WHAT YOU WILL DO:
Repeat every record below exactly, leaving out the pictures.

[START OF DATA FOR THIS EXERCISE]

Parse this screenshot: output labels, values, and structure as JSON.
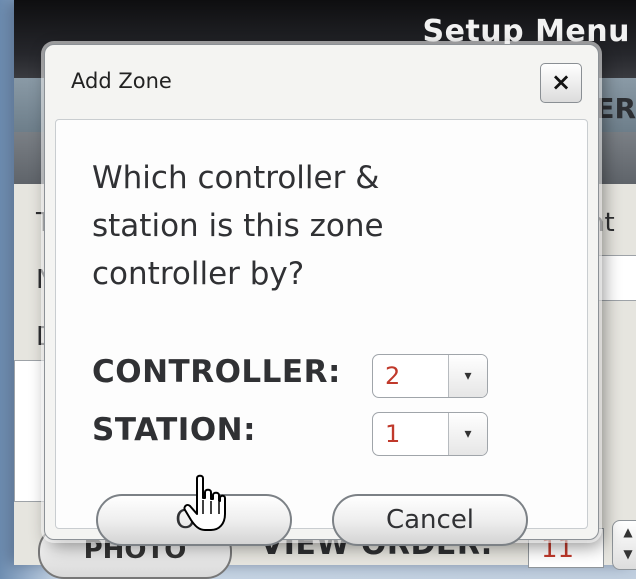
{
  "background_window": {
    "title": "Setup Menu",
    "tab_fragment": "ER",
    "left_letters": [
      "T",
      "N",
      "D"
    ],
    "right_fragment": "ht",
    "photo_button": "PHOTO",
    "view_order_label": "VIEW ORDER:",
    "view_order_value": "11"
  },
  "dialog": {
    "title": "Add Zone",
    "close_label": "×",
    "question_lines": [
      "Which controller &",
      "station is this zone",
      "controller by?"
    ],
    "controller_label": "CONTROLLER:",
    "controller_value": "2",
    "station_label": "STATION:",
    "station_value": "1",
    "dropdown_arrow": "▾",
    "ok_label": "OK",
    "cancel_label": "Cancel"
  },
  "icons": {
    "cursor": "hand-pointer-icon"
  },
  "colors": {
    "value_red": "#c0392b",
    "title_bar": "#1a1b1f"
  }
}
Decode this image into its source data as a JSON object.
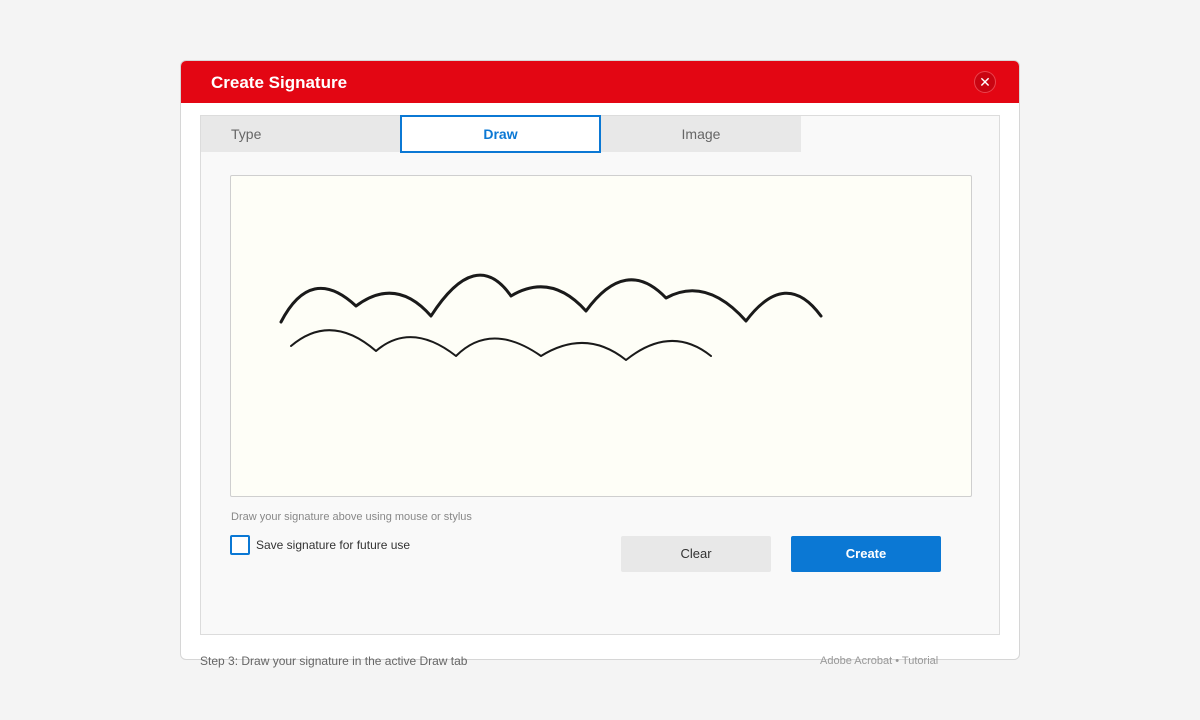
{
  "dialog": {
    "title": "Create Signature",
    "close_icon": "close-icon",
    "close_glyph": "✕"
  },
  "tabs": [
    {
      "label": "Type",
      "active": false
    },
    {
      "label": "Draw",
      "active": true
    },
    {
      "label": "Image",
      "active": false
    }
  ],
  "draw": {
    "hint": "Draw your signature above using mouse or stylus",
    "save_label": "Save signature for future use",
    "save_checked": false
  },
  "buttons": {
    "clear": "Clear",
    "create": "Create"
  },
  "footer": {
    "step": "Step 3: Draw your signature in the active Draw tab",
    "brand": "Adobe Acrobat • Tutorial"
  },
  "colors": {
    "titlebar": "#e30613",
    "accent": "#0b78d4",
    "canvas_bg": "#fefef7",
    "ink": "#1a1a1a"
  }
}
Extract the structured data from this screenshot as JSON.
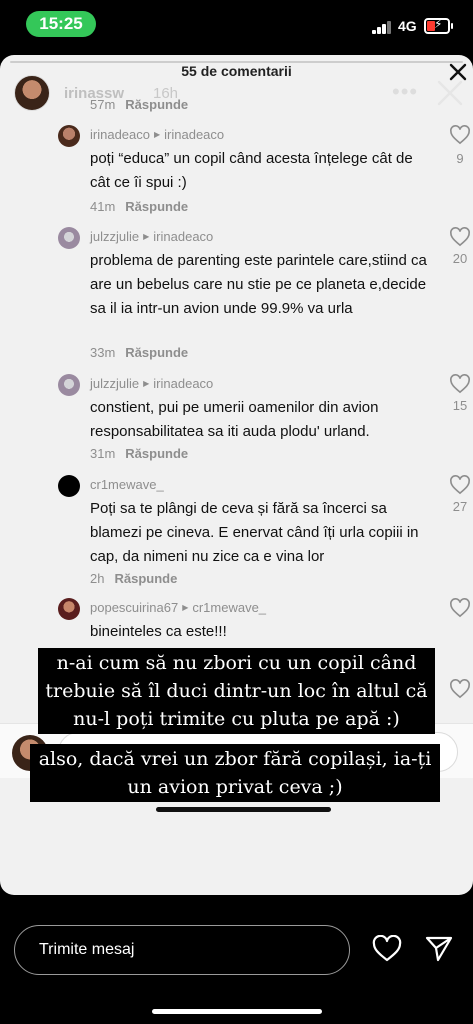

[END OF DATA FOR THIS EXERCISE]

RESPONSE TO THE TASK:
Parse this screenshot: output labels, values, and structure as JSON.
{
  "background_window": {
    "title": "Setup Menu",
    "tab_fragment": "ER",
    "left_letters": [
      "T",
      "N",
      "D"
    ],
    "right_fragment": "ht",
    "photo_button": "PHOTO",
    "view_order_label": "VIEW ORDER:",
    "view_order_value": "11"
  },
  "dialog": {
    "title": "Add Zone",
    "close_label": "×",
    "question_lines": [
      "Which controller &",
      "station is this zone",
      "controller by?"
    ],
    "controller_label": "CONTROLLER:",
    "controller_value": "2",
    "station_label": "STATION:",
    "station_value": "1",
    "dropdown_arrow": "▾",
    "ok_label": "OK",
    "cancel_label": "Cancel"
  },
  "icons": {
    "cursor": "hand-pointer-icon"
  },
  "colors": {
    "value_red": "#c0392b",
    "title_bar": "#1a1b1f"
  }
}
Decode this image into its source data as a JSON object.
{
  "dialog": {
    "title": "Create Signature",
    "close_icon": "close-icon",
    "close_glyph": "✕"
  },
  "tabs": [
    {
      "label": "Type",
      "active": false
    },
    {
      "label": "Draw",
      "active": true
    },
    {
      "label": "Image",
      "active": false
    }
  ],
  "draw": {
    "hint": "Draw your signature above using mouse or stylus",
    "save_label": "Save signature for future use",
    "save_checked": false
  },
  "buttons": {
    "clear": "Clear",
    "create": "Create"
  },
  "footer": {
    "step": "Step 3: Draw your signature in the active Draw tab",
    "brand": "Adobe Acrobat • Tutorial"
  },
  "colors": {
    "titlebar": "#e30613",
    "accent": "#0b78d4",
    "canvas_bg": "#fefef7",
    "ink": "#1a1a1a"
  }
}
Extract the structured data from this screenshot as JSON.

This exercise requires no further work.